■ TO BE DONE: Set down each of the rows below word for word, without changing any of them.

##########

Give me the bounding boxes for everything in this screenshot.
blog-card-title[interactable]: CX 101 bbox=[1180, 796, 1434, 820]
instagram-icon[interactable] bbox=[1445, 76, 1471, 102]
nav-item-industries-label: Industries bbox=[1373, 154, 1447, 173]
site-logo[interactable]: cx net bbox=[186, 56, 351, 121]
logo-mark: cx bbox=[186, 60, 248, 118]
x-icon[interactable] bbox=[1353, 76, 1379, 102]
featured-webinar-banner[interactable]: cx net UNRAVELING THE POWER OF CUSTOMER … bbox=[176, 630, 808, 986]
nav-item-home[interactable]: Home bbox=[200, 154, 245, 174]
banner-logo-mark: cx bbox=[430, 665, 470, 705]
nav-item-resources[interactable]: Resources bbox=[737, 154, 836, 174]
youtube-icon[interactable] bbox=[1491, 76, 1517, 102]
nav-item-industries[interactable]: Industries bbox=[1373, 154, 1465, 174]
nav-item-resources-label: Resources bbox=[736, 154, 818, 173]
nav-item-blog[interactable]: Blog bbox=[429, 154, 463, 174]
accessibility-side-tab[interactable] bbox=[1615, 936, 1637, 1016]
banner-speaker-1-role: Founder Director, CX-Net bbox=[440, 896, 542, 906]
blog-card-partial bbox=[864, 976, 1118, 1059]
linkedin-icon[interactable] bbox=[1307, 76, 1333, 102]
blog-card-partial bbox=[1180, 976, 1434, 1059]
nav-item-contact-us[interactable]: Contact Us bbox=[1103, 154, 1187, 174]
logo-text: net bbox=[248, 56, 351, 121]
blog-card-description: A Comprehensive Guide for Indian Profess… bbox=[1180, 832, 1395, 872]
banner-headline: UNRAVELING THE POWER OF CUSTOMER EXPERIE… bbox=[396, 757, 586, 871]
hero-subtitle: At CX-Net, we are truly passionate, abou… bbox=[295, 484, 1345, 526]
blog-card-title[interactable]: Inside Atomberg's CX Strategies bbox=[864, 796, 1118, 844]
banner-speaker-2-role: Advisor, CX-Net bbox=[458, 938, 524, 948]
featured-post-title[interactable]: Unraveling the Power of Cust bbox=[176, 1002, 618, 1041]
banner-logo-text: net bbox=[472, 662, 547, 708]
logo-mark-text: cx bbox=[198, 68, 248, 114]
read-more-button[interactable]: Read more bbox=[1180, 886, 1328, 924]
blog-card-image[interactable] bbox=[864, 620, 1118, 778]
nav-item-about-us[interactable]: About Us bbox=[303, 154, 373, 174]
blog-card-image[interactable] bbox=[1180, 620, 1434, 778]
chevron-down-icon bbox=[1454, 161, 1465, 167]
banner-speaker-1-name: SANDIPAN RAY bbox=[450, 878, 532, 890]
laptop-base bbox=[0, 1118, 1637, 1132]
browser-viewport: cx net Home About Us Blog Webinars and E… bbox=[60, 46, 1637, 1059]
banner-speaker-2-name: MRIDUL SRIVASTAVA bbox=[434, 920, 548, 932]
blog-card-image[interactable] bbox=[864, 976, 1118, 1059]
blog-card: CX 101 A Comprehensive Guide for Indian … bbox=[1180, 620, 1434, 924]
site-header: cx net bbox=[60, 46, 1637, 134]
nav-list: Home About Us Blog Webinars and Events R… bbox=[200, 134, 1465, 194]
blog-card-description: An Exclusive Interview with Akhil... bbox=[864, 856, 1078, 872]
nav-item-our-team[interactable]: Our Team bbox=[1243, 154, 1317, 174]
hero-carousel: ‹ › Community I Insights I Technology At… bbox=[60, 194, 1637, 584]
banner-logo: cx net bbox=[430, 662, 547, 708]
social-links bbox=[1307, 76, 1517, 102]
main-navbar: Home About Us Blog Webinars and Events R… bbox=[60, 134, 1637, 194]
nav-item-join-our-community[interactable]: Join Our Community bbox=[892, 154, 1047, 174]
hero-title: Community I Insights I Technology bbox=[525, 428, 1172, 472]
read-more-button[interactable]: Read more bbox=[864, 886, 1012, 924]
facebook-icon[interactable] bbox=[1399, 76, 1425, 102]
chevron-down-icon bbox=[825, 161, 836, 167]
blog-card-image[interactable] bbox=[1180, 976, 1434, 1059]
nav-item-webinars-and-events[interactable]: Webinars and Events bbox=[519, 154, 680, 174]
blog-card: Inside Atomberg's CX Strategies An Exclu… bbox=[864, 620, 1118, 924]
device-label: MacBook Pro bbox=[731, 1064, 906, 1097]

##########

■ FINISHED TASK:
Give me the bounding boxes for everything in this screenshot.
blog-card-title[interactable]: CX 101 bbox=[1180, 796, 1434, 820]
instagram-icon[interactable] bbox=[1445, 76, 1471, 102]
nav-item-industries-label: Industries bbox=[1373, 154, 1447, 173]
site-logo[interactable]: cx net bbox=[186, 56, 351, 121]
logo-mark: cx bbox=[186, 60, 248, 118]
x-icon[interactable] bbox=[1353, 76, 1379, 102]
featured-webinar-banner[interactable]: cx net UNRAVELING THE POWER OF CUSTOMER … bbox=[176, 630, 808, 986]
nav-item-home[interactable]: Home bbox=[200, 154, 245, 174]
banner-logo-mark: cx bbox=[430, 665, 470, 705]
nav-item-resources[interactable]: Resources bbox=[737, 154, 836, 174]
youtube-icon[interactable] bbox=[1491, 76, 1517, 102]
nav-item-industries[interactable]: Industries bbox=[1373, 154, 1465, 174]
nav-item-resources-label: Resources bbox=[736, 154, 818, 173]
nav-item-blog[interactable]: Blog bbox=[429, 154, 463, 174]
accessibility-side-tab[interactable] bbox=[1615, 936, 1637, 1016]
banner-speaker-1-role: Founder Director, CX-Net bbox=[440, 896, 542, 906]
blog-card-partial bbox=[864, 976, 1118, 1059]
linkedin-icon[interactable] bbox=[1307, 76, 1333, 102]
blog-card-partial bbox=[1180, 976, 1434, 1059]
nav-item-contact-us[interactable]: Contact Us bbox=[1103, 154, 1187, 174]
logo-text: net bbox=[248, 56, 351, 121]
blog-card-description: A Comprehensive Guide for Indian Profess… bbox=[1180, 832, 1395, 872]
banner-headline: UNRAVELING THE POWER OF CUSTOMER EXPERIE… bbox=[396, 757, 586, 871]
hero-subtitle: At CX-Net, we are truly passionate, abou… bbox=[295, 484, 1345, 526]
blog-card-title[interactable]: Inside Atomberg's CX Strategies bbox=[864, 796, 1118, 844]
banner-speaker-2-role: Advisor, CX-Net bbox=[458, 938, 524, 948]
featured-post-title[interactable]: Unraveling the Power of Cust bbox=[176, 1002, 618, 1041]
banner-logo-text: net bbox=[472, 662, 547, 708]
logo-mark-text: cx bbox=[198, 68, 248, 114]
read-more-button[interactable]: Read more bbox=[1180, 886, 1328, 924]
blog-card-image[interactable] bbox=[864, 620, 1118, 778]
nav-item-about-us[interactable]: About Us bbox=[303, 154, 373, 174]
blog-card-image[interactable] bbox=[1180, 620, 1434, 778]
chevron-down-icon bbox=[1454, 161, 1465, 167]
banner-speaker-1-name: SANDIPAN RAY bbox=[450, 878, 532, 890]
laptop-base bbox=[0, 1118, 1637, 1132]
browser-viewport: cx net Home About Us Blog Webinars and E… bbox=[60, 46, 1637, 1059]
banner-speaker-2-name: MRIDUL SRIVASTAVA bbox=[434, 920, 548, 932]
blog-card-image[interactable] bbox=[864, 976, 1118, 1059]
blog-card: CX 101 A Comprehensive Guide for Indian … bbox=[1180, 620, 1434, 924]
site-header: cx net bbox=[60, 46, 1637, 134]
nav-list: Home About Us Blog Webinars and Events R… bbox=[200, 134, 1465, 194]
blog-card-description: An Exclusive Interview with Akhil... bbox=[864, 856, 1078, 872]
nav-item-our-team[interactable]: Our Team bbox=[1243, 154, 1317, 174]
hero-carousel: ‹ › Community I Insights I Technology At… bbox=[60, 194, 1637, 584]
banner-logo: cx net bbox=[430, 662, 547, 708]
social-links bbox=[1307, 76, 1517, 102]
main-navbar: Home About Us Blog Webinars and Events R… bbox=[60, 134, 1637, 194]
nav-item-join-our-community[interactable]: Join Our Community bbox=[892, 154, 1047, 174]
hero-title: Community I Insights I Technology bbox=[525, 428, 1172, 472]
read-more-button[interactable]: Read more bbox=[864, 886, 1012, 924]
facebook-icon[interactable] bbox=[1399, 76, 1425, 102]
chevron-down-icon bbox=[825, 161, 836, 167]
blog-card-image[interactable] bbox=[1180, 976, 1434, 1059]
nav-item-webinars-and-events[interactable]: Webinars and Events bbox=[519, 154, 680, 174]
blog-card: Inside Atomberg's CX Strategies An Exclu… bbox=[864, 620, 1118, 924]
device-label: MacBook Pro bbox=[731, 1064, 906, 1097]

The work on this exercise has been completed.